[Document extract — start]

Who would have thought that a Dukie and a Tar Heel would form one of the most potent duos, but these two shook off their college rivalry to become the great duo they were. Both players were in their prime as well, which made this duo so fun to watch, and many wished they would have played together longer.
1.5 seasons (2006-2008)
Carmelo Anthony - (2006-2007 All-NBA Third Team, 2007-2008 NBA All-Star)
Allen Iverson - 26.4 PPG and 7.1 APG in 2007-2008 (2006 All-NBA Third Team, 2006-2008 NBA All Star)
2007 and 2008 playoffs
Iverson never really played with anybody near his talent level before he got to Denver. He was always the best player in Philadelphia by far, never having much help around him.
It’s surprising this duo never made it out of the first round of the playoffs in their two postseason trips. Even though it was toward the end of his career, Iverson still had gas left in the tank and put up some gaudy numbers, even while playing alongside another star in Melo. It would have been a fun duo to see for more than the year and a half they were together.

[Document extract — finish]
[Recorded data — start]

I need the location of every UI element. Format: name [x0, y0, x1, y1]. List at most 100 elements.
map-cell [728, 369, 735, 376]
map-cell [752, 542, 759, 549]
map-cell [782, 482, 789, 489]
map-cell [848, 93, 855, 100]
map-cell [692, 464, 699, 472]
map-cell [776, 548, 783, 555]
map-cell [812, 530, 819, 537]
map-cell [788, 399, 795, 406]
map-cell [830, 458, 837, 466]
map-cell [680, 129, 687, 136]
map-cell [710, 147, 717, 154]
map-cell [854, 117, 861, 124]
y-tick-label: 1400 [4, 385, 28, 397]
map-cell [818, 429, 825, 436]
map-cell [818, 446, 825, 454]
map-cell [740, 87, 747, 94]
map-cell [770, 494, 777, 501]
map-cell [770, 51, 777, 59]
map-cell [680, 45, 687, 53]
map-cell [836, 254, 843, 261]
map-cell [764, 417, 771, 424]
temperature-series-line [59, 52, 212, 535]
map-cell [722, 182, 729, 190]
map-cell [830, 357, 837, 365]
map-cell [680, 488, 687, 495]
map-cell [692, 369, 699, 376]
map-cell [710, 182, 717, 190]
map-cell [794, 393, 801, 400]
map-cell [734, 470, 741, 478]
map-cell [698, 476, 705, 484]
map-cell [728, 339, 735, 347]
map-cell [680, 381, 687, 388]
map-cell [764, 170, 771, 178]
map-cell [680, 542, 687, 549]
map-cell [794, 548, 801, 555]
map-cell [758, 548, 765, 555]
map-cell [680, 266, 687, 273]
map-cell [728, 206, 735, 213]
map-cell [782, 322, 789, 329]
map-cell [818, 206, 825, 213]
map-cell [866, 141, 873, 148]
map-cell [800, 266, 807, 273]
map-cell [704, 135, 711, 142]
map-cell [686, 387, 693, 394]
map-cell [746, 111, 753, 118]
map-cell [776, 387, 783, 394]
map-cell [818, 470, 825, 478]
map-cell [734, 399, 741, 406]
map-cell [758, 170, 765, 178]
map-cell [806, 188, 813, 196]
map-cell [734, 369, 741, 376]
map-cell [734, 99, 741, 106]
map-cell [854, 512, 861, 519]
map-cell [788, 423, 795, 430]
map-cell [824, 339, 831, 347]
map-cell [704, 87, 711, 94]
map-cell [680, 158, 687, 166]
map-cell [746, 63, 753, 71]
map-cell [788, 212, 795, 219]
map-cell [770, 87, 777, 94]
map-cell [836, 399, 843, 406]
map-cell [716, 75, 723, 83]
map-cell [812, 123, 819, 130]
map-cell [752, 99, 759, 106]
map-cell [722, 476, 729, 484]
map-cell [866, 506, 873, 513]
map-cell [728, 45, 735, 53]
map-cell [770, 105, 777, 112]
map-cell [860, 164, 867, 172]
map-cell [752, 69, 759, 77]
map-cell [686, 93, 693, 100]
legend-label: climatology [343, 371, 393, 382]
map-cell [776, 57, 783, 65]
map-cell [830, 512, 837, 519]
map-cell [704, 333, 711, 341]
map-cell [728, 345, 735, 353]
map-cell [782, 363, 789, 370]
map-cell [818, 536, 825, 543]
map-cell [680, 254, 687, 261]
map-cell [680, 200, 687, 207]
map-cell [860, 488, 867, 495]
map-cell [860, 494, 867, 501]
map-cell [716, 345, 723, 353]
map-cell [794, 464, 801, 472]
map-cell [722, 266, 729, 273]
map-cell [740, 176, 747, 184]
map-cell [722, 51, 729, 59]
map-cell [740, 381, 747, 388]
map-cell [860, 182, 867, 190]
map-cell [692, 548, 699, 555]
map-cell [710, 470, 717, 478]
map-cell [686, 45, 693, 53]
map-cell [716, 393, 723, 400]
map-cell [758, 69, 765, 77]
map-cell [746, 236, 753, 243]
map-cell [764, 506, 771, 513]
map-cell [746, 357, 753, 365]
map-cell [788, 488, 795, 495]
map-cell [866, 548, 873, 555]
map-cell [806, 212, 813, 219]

[Recorded data — finish]

→ Problem set
1. Print the part of the passage on Anthony and Iverson that opens with the words containing "2007 and 2008" and closes with "they were together.", copying it word for word.
2. Based on the passage on Anthony and Iverson, state whether each statement agrees with it, and support each answer with the deciding words quoted exactly: (a) Iverson was always the best player in Philadelphia. (b) The duo advanced past the first round of the playoffs. (c) Iverson averaged 26.4 points per game in 2007-2008.

→ Solutions for each task
1.
2007 and 2008 playoffs
Iverson never really played with anybody near his talent level before he got to Denver. He was always the best player in Philadelphia by far, never having much help around him.
It’s surprising this duo never made it out of the first round of the playoffs in their two postseason trips. Even though it was toward the end of his career, Iverson still had gas left in the tank and put up some gaudy numbers, even while playing alongside another star in Melo. It would have been a fun duo to see for more than the year and a half they were together.

2.
(a) Yes: "He was always the best player in Philadelphia by far"
(b) No: "this duo never made it out of the first round of the playoffs in their two postseason trips"
(c) Yes: "26.4 PPG and 7.1 APG in 2007-2008"